→ Task 1: Reproduce word for word the stretch of the cloud computing post from "The next step" through "on neutral territory?".
→ Task 2: According to the cloud computing post, why does a new service face a lower financial bar to justify a Cloud model than an existing one?

→ Page text:
=======

|By James Houghton||
|June 16, 2010 10:45 AM EDT||
In our last post we discussed the positive shift in the Cloud Computing discourse towards actionable steps rather than philosophical diatribes on definitions. And to support that discussion we offered the following list of things not to do:
- Not understanding the business value
- Assuming server virtualization is enough
- Not understanding service dependencies
- Leveraging traditional monitoring
- Not understanding internal/external costs
In this installment we are going to focus on the first mistake - failing to understand the business impact of leveraging a Cloud delivery model for a given application or service.
What are you trying to do?
The first step when evaluating a Cloud delivery option is to define the service: is it new or are you considering porting an existing service? Both options have their advantages and disadvantages. If new, there is a lower financial bar to justify a Cloud model (no legacy infrastructure to write off), but there's also the downside of having no historical perspective on consumption trends to aid in evaluating financial considerations or performance. We'll discuss both financial and performance considerations in a future blog, so for now let's continue and assume we are talking about a new service.
Is Cloud a better option than traditional approaches?
The next step is to clearly articulate why you are looking at Cloud, and for many IT executives this may require a dose of painful honesty. Are you looking at Cloud because:
- Your business requires a highly scalable solution?
- Your data center is out of capacity?
- You expect this to be a short-lived service?
- You need to collaborate with a business partner on neutral territory?
- Your business has capital constraints?
If so, those are all good reasons to consider a Cloud option. However, if you are looking at Cloud because it takes weeks/months to get a new server in production, or your Operations team has no credibility maintaining a highly available service, or your internal cost allocation models are atrocious...well, perhaps there are some in-house improvements you should be prioritizing before exploring Cloud.
Just because you can doesn't mean you should!
A painful lesson learned early (and for some of us, often) in life is that just because you have the ability to do something doesn't necessarily mean it's a good idea. Look no further than the disastrous results many firms had in the early days of e-business when they exposed legacy internal applications to the Internet for evidence of this axiom. As you contemplate moving applications/services to the Cloud (particularly public services), you need to answer these questions:
- Does this application consume or generate data with jurisdictional requirements (i.e., data cannot be stored outside of a specific geography)?
- What will happen if there is a security breach/data loss? Will your company face fines or a public relations nightmare due to an expose on the front page of the Wall Street Journal?

=======

[Recorded data]
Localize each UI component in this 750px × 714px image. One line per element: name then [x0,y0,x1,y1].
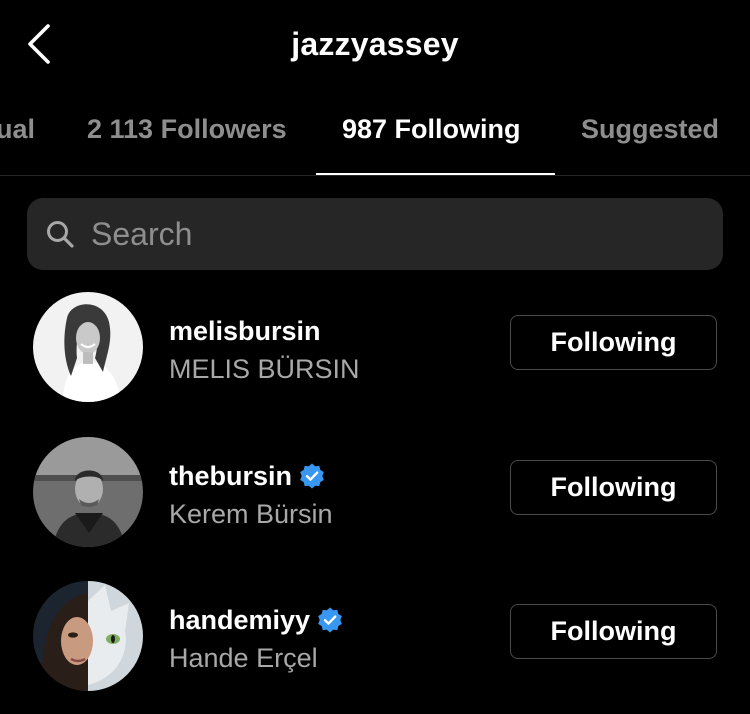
tab-bar: ual 2 113 Followers 987 Following Sugges… [0,100,750,176]
full-name: MELIS BÜRSIN [169,354,360,384]
tab-followers[interactable]: 2 113 Followers [87,114,287,145]
username[interactable]: thebursin [169,461,292,492]
tab-mutual[interactable]: ual [0,114,35,145]
following-button[interactable]: Following [510,315,717,370]
top-bar: jazzyassey [0,0,750,90]
full-name: Kerem Bürsin [169,499,333,529]
avatar[interactable] [33,437,143,547]
list-item: thebursin Kerem Bürsin Following [0,437,750,581]
search-icon [47,221,74,248]
page-title: jazzyassey [291,26,459,62]
search-bar[interactable] [27,198,723,270]
active-tab-indicator [316,173,555,175]
following-button[interactable]: Following [510,460,717,515]
avatar[interactable] [33,292,143,402]
tab-following[interactable]: 987 Following [342,114,521,145]
username[interactable]: melisbursin [169,316,321,347]
search-input[interactable] [91,198,691,270]
user-info: thebursin Kerem Bürsin [169,459,333,530]
following-button[interactable]: Following [510,604,717,659]
list-item: melisbursin MELIS BÜRSIN Following [0,292,750,436]
user-info: handemiyy Hande Erçel [169,603,344,674]
avatar[interactable] [33,581,143,691]
full-name: Hande Erçel [169,643,318,673]
tab-suggested[interactable]: Suggested [581,114,719,145]
user-info: melisbursin MELIS BÜRSIN [169,314,360,385]
verified-badge-icon [318,607,342,633]
verified-badge-icon [300,463,324,489]
list-item: handemiyy Hande Erçel Following [0,581,750,714]
username[interactable]: handemiyy [169,605,310,636]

=======

→ Right answer 1:
The next step is to clearly articulate why you are looking at Cloud, and for many IT executives this may require a dose of painful honesty. Are you looking at Cloud because:
- Your business requires a highly scalable solution?
- Your data center is out of capacity?
- You expect this to be a short-lived service?
- You need to collaborate with a business partner on neutral territory?

→ Right answer 2: A new service faces a lower financial bar because there is no legacy infrastructure to write off.